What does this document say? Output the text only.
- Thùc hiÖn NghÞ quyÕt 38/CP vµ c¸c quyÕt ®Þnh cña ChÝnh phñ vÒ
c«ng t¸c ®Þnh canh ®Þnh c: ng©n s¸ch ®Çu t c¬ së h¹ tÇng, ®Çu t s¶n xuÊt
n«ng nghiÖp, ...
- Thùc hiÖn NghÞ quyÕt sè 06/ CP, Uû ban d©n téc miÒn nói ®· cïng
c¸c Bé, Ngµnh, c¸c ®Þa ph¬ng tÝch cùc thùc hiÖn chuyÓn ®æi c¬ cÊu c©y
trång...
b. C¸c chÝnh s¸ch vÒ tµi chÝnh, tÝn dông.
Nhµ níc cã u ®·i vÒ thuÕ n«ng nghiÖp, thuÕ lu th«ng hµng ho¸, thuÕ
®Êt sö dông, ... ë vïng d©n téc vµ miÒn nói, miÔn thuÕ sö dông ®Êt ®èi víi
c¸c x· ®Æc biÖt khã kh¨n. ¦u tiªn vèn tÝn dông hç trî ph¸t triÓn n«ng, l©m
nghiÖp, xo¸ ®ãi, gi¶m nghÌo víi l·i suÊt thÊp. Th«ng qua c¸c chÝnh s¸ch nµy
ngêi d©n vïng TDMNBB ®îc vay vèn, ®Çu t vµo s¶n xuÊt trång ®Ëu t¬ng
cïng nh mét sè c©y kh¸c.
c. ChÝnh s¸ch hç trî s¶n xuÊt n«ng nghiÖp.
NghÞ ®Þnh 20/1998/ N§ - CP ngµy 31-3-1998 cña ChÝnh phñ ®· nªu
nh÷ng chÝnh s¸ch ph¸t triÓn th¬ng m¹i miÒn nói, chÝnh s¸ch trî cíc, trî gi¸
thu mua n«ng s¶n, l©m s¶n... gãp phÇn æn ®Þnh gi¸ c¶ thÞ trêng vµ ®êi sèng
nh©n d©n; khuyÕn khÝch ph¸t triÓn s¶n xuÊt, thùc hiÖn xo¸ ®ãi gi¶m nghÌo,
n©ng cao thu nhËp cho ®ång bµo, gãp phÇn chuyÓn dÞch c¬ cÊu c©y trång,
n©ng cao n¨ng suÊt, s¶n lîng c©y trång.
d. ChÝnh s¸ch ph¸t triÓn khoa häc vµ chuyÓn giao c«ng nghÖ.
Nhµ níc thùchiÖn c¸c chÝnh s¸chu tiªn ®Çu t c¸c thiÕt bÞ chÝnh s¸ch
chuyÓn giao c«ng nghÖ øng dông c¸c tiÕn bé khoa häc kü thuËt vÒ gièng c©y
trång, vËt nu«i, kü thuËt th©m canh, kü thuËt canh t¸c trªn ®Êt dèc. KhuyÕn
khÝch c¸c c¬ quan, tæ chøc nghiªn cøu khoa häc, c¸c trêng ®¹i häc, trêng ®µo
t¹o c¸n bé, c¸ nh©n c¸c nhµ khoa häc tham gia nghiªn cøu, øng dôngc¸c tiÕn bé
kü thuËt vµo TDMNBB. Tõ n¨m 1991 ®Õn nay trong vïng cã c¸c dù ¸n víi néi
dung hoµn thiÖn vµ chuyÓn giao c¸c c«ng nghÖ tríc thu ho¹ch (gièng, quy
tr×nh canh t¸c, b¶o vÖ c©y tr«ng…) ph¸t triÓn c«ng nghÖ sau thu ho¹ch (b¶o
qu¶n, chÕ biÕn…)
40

----

## TASK STATEMENT
Copy every line from the entries that contains the word "nghÖ".

## PROBLEM SOLUTION
d. ChÝnh s¸ch ph¸t triÓn khoa häc vµ chuyÓn giao c«ng nghÖ.
chuyÓn giao c«ng nghÖ øng dông c¸c tiÕn bé khoa häc kü thuËt vÒ gièng c©y
dung hoµn thiÖn vµ chuyÓn giao c¸c c«ng nghÖ tríc thu ho¹ch (gièng, quy
tr×nh canh t¸c, b¶o vÖ c©y tr«ng…) ph¸t triÓn c«ng nghÖ sau thu ho¹ch (b¶o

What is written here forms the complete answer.